*WORK TO DO*. Transcribe the records that follow, preserving every word.

*ENTRIES*.
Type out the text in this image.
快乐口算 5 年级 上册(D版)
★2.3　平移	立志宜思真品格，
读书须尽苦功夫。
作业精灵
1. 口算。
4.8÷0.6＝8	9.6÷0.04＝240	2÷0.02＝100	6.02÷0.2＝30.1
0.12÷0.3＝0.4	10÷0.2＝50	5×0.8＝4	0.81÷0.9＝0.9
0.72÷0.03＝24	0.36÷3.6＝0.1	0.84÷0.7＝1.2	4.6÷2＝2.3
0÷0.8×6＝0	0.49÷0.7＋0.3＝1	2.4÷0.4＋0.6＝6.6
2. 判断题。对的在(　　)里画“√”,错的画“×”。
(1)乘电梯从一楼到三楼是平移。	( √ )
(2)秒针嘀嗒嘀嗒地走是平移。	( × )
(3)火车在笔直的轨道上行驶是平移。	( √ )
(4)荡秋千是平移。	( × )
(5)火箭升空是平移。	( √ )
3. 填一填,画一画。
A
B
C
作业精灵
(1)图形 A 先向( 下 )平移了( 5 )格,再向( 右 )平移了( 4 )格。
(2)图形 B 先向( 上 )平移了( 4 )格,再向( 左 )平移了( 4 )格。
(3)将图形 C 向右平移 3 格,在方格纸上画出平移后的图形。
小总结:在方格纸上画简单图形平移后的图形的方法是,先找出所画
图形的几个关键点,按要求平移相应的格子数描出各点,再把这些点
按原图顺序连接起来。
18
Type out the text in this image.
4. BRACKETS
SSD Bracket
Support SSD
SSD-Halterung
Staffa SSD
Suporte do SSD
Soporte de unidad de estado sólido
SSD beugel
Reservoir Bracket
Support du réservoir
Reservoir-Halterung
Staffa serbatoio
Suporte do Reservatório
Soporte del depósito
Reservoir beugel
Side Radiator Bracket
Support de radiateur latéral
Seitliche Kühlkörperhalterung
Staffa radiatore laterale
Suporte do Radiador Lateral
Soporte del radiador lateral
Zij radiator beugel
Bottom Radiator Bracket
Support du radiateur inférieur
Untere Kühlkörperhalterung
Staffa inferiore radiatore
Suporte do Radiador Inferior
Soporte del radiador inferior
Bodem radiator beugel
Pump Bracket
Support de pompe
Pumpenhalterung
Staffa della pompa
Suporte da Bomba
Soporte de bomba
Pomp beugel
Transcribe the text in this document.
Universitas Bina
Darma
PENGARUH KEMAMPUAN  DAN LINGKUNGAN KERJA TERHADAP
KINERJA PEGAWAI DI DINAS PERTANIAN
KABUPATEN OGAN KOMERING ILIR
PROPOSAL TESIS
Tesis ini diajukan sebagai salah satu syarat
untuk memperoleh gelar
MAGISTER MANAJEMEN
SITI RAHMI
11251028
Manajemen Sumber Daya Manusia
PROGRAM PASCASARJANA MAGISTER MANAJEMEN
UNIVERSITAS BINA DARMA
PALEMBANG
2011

*SOLUTION FOR THIS PROBLEM*.
Type out the text in this image.
快乐口算 5 年级 上册(D版)
★2.3　平移	立志宜思真品格，
读书须尽苦功夫。
作业精灵
1. 口算。
4.8÷0.6＝8	9.6÷0.04＝240	2÷0.02＝100	6.02÷0.2＝30.1
0.12÷0.3＝0.4	10÷0.2＝50	5×0.8＝4	0.81÷0.9＝0.9
0.72÷0.03＝24	0.36÷3.6＝0.1	0.84÷0.7＝1.2	4.6÷2＝2.3
0÷0.8×6＝0	0.49÷0.7＋0.3＝1	2.4÷0.4＋0.6＝6.6
2. 判断题。对的在(　　)里画“√”,错的画“×”。
(1)乘电梯从一楼到三楼是平移。	( √ )
(2)秒针嘀嗒嘀嗒地走是平移。	( × )
(3)火车在笔直的轨道上行驶是平移。	( √ )
(4)荡秋千是平移。	( × )
(5)火箭升空是平移。	( √ )
3. 填一填,画一画。
A
B
C
作业精灵
(1)图形 A 先向( 下 )平移了( 5 )格,再向( 右 )平移了( 4 )格。
(2)图形 B 先向( 上 )平移了( 4 )格,再向( 左 )平移了( 4 )格。
(3)将图形 C 向右平移 3 格,在方格纸上画出平移后的图形。
小总结:在方格纸上画简单图形平移后的图形的方法是,先找出所画
图形的几个关键点,按要求平移相应的格子数描出各点,再把这些点
按原图顺序连接起来。
18
Type out the text in this image.
4. BRACKETS
SSD Bracket
Support SSD
SSD-Halterung
Staffa SSD
Suporte do SSD
Soporte de unidad de estado sólido
SSD beugel
Reservoir Bracket
Support du réservoir
Reservoir-Halterung
Staffa serbatoio
Suporte do Reservatório
Soporte del depósito
Reservoir beugel
Side Radiator Bracket
Support de radiateur latéral
Seitliche Kühlkörperhalterung
Staffa radiatore laterale
Suporte do Radiador Lateral
Soporte del radiador lateral
Zij radiator beugel
Bottom Radiator Bracket
Support du radiateur inférieur
Untere Kühlkörperhalterung
Staffa inferiore radiatore
Suporte do Radiador Inferior
Soporte del radiador inferior
Bodem radiator beugel
Pump Bracket
Support de pompe
Pumpenhalterung
Staffa della pompa
Suporte da Bomba
Soporte de bomba
Pomp beugel
Transcribe the text in this document.
Universitas Bina
Darma
PENGARUH KEMAMPUAN  DAN LINGKUNGAN KERJA TERHADAP
KINERJA PEGAWAI DI DINAS PERTANIAN
KABUPATEN OGAN KOMERING ILIR
PROPOSAL TESIS
Tesis ini diajukan sebagai salah satu syarat
untuk memperoleh gelar
MAGISTER MANAJEMEN
SITI RAHMI
11251028
Manajemen Sumber Daya Manusia
PROGRAM PASCASARJANA MAGISTER MANAJEMEN
UNIVERSITAS BINA DARMA
PALEMBANG
2011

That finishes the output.